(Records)
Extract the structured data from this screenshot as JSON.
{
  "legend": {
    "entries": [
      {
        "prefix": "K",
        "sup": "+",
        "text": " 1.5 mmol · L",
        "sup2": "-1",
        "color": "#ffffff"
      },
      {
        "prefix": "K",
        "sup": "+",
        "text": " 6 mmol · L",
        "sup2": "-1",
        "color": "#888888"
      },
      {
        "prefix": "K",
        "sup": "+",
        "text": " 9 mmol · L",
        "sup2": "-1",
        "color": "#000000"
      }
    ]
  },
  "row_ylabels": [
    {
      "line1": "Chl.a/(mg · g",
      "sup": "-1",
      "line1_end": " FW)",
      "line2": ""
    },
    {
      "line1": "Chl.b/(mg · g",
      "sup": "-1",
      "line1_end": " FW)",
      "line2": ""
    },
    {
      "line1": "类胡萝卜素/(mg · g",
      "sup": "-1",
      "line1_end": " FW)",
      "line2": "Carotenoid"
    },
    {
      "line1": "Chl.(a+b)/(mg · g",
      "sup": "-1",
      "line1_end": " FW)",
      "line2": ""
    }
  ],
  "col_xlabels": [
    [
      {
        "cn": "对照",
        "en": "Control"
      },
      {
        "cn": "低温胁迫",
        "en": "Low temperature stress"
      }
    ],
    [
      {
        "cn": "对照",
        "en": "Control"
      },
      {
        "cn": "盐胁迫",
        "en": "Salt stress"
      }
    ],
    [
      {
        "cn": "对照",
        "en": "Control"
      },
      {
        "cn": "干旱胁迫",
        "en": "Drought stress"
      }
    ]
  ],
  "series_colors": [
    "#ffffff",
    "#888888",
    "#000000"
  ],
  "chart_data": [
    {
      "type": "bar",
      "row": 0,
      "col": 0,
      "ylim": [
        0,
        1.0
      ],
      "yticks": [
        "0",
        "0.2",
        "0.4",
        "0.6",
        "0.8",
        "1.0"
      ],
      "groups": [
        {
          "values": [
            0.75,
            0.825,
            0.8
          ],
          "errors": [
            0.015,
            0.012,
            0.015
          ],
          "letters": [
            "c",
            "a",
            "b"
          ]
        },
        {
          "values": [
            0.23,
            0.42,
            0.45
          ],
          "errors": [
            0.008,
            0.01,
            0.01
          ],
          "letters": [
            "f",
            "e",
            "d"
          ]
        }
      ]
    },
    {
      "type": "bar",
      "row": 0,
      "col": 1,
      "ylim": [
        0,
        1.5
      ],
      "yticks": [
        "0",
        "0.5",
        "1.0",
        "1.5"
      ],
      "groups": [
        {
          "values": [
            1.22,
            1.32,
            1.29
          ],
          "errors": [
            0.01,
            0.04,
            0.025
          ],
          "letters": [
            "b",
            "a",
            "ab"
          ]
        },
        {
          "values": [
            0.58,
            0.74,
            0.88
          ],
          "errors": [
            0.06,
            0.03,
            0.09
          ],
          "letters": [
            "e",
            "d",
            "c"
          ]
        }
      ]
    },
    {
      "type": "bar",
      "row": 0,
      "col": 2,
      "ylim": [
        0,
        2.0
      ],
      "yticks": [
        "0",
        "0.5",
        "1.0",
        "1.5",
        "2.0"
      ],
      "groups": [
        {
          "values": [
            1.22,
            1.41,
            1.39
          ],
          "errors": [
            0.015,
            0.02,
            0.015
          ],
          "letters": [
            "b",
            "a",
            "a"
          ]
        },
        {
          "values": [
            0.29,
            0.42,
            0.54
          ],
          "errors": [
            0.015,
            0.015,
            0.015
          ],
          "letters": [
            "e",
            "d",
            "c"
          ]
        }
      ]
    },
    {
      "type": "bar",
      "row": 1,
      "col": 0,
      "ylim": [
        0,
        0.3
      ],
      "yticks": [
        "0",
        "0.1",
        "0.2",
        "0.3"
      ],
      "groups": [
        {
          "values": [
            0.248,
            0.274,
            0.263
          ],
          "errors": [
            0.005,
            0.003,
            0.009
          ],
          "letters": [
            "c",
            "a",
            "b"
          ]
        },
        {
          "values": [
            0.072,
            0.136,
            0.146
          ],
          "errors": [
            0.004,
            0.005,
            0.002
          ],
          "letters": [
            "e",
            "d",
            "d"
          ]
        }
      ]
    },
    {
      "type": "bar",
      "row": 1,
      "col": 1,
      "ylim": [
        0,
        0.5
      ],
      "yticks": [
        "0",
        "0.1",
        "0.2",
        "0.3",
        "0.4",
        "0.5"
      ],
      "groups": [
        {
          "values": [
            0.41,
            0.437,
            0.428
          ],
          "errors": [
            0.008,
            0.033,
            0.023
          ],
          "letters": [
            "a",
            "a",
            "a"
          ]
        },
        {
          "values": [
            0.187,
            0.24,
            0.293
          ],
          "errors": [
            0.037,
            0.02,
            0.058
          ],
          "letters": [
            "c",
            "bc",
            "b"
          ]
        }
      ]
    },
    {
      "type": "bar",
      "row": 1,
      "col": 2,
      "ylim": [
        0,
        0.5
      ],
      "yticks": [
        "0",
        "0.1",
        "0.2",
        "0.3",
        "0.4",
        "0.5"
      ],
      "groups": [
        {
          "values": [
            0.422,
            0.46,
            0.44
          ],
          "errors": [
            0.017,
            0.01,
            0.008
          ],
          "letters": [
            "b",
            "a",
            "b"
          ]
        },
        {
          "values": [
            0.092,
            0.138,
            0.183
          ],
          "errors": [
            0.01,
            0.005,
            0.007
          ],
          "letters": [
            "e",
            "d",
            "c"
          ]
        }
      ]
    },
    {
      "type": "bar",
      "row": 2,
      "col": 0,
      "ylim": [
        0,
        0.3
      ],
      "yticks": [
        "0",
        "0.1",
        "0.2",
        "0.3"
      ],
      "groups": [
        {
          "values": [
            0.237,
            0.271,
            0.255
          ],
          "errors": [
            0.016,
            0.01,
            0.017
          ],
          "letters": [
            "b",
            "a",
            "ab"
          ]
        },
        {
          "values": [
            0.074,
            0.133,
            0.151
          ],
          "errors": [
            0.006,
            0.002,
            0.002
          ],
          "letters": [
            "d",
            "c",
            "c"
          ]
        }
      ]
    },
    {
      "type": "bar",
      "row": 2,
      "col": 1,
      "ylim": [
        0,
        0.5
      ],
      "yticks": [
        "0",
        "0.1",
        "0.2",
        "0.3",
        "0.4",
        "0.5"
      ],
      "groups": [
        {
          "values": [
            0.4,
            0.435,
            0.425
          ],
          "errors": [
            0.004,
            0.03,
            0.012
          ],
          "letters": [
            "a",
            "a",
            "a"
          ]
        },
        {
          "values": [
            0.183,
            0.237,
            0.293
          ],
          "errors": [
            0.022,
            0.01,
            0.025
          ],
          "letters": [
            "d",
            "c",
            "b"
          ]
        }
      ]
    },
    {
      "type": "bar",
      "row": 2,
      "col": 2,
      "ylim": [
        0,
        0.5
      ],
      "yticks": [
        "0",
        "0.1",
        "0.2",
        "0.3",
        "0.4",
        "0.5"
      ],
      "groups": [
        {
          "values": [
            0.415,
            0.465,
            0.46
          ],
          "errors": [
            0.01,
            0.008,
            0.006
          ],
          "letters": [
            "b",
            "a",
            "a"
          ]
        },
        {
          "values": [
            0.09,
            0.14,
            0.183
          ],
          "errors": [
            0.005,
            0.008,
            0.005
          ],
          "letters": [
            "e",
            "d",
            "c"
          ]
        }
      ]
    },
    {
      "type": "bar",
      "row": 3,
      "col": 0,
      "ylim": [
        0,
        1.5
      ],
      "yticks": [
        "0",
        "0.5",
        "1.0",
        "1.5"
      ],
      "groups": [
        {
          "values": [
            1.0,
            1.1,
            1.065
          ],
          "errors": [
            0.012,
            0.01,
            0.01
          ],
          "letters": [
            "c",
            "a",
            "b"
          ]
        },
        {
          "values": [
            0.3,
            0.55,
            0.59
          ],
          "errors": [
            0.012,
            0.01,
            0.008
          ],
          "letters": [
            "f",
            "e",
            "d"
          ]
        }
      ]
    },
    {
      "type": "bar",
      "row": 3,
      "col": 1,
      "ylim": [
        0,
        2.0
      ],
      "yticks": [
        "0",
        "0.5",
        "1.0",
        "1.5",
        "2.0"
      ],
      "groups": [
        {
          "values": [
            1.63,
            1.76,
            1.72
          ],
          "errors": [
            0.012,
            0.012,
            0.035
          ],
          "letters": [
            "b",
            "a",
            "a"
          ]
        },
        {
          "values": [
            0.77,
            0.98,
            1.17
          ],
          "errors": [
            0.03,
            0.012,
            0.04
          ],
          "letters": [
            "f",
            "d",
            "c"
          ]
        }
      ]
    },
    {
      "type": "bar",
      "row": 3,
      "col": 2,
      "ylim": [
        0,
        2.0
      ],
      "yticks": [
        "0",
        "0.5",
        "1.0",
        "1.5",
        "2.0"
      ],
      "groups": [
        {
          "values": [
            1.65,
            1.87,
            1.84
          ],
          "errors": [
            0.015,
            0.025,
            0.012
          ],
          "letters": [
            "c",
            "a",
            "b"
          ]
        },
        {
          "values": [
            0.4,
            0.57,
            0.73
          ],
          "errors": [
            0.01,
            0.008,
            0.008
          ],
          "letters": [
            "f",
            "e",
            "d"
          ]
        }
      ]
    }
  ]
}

- What this task involves: In the entries above, identify every line with the string "mmol".

- Finished answer:
        "text": " 1.5 mmol · L",
        "text": " 6 mmol · L",
        "text": " 9 mmol · L",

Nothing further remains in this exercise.